Exercise prompt – Print the full listing exactly.

Exercise material –
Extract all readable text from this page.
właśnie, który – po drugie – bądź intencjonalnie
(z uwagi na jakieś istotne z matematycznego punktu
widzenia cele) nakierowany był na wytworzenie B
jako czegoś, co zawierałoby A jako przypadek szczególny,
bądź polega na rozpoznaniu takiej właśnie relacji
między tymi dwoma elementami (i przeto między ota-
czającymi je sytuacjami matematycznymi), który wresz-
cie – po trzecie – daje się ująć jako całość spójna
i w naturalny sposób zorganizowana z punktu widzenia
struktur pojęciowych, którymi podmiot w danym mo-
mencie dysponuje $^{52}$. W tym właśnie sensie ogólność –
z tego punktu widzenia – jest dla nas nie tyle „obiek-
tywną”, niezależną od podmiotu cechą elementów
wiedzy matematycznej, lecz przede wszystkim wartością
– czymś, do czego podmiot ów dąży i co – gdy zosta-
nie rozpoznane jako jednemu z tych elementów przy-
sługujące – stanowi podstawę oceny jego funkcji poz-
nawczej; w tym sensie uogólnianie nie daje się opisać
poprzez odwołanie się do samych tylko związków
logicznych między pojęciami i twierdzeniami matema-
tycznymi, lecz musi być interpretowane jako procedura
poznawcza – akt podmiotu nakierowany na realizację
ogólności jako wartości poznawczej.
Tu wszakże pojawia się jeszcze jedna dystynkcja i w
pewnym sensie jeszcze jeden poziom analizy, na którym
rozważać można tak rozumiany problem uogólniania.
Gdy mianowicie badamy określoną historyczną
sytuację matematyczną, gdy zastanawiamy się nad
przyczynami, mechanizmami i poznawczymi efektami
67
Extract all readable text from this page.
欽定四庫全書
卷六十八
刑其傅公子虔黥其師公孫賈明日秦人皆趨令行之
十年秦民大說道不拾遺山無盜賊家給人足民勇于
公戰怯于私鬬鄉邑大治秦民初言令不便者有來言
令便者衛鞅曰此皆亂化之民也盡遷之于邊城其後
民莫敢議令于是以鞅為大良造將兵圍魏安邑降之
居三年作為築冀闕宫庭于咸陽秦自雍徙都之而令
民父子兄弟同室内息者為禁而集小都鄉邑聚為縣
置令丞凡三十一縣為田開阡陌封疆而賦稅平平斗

Problem solution –
Extract all readable text from this page.
właśnie, który – po drugie – bądź intencjonalnie
(z uwagi na jakieś istotne z matematycznego punktu
widzenia cele) nakierowany był na wytworzenie B
jako czegoś, co zawierałoby A jako przypadek szczególny,
bądź polega na rozpoznaniu takiej właśnie relacji
między tymi dwoma elementami (i przeto między ota-
czającymi je sytuacjami matematycznymi), który wresz-
cie – po trzecie – daje się ująć jako całość spójna
i w naturalny sposób zorganizowana z punktu widzenia
struktur pojęciowych, którymi podmiot w danym mo-
mencie dysponuje $^{52}$. W tym właśnie sensie ogólność –
z tego punktu widzenia – jest dla nas nie tyle „obiek-
tywną”, niezależną od podmiotu cechą elementów
wiedzy matematycznej, lecz przede wszystkim wartością
– czymś, do czego podmiot ów dąży i co – gdy zosta-
nie rozpoznane jako jednemu z tych elementów przy-
sługujące – stanowi podstawę oceny jego funkcji poz-
nawczej; w tym sensie uogólnianie nie daje się opisać
poprzez odwołanie się do samych tylko związków
logicznych między pojęciami i twierdzeniami matema-
tycznymi, lecz musi być interpretowane jako procedura
poznawcza – akt podmiotu nakierowany na realizację
ogólności jako wartości poznawczej.
Tu wszakże pojawia się jeszcze jedna dystynkcja i w
pewnym sensie jeszcze jeden poziom analizy, na którym
rozważać można tak rozumiany problem uogólniania.
Gdy mianowicie badamy określoną historyczną
sytuację matematyczną, gdy zastanawiamy się nad
przyczynami, mechanizmami i poznawczymi efektami
67
Extract all readable text from this page.
欽定四庫全書
卷六十八
刑其傅公子虔黥其師公孫賈明日秦人皆趨令行之
十年秦民大說道不拾遺山無盜賊家給人足民勇于
公戰怯于私鬬鄉邑大治秦民初言令不便者有來言
令便者衛鞅曰此皆亂化之民也盡遷之于邊城其後
民莫敢議令于是以鞅為大良造將兵圍魏安邑降之
居三年作為築冀闕宫庭于咸陽秦自雍徙都之而令
民父子兄弟同室内息者為禁而集小都鄉邑聚為縣
置令丞凡三十一縣為田開阡陌封疆而賦稅平平斗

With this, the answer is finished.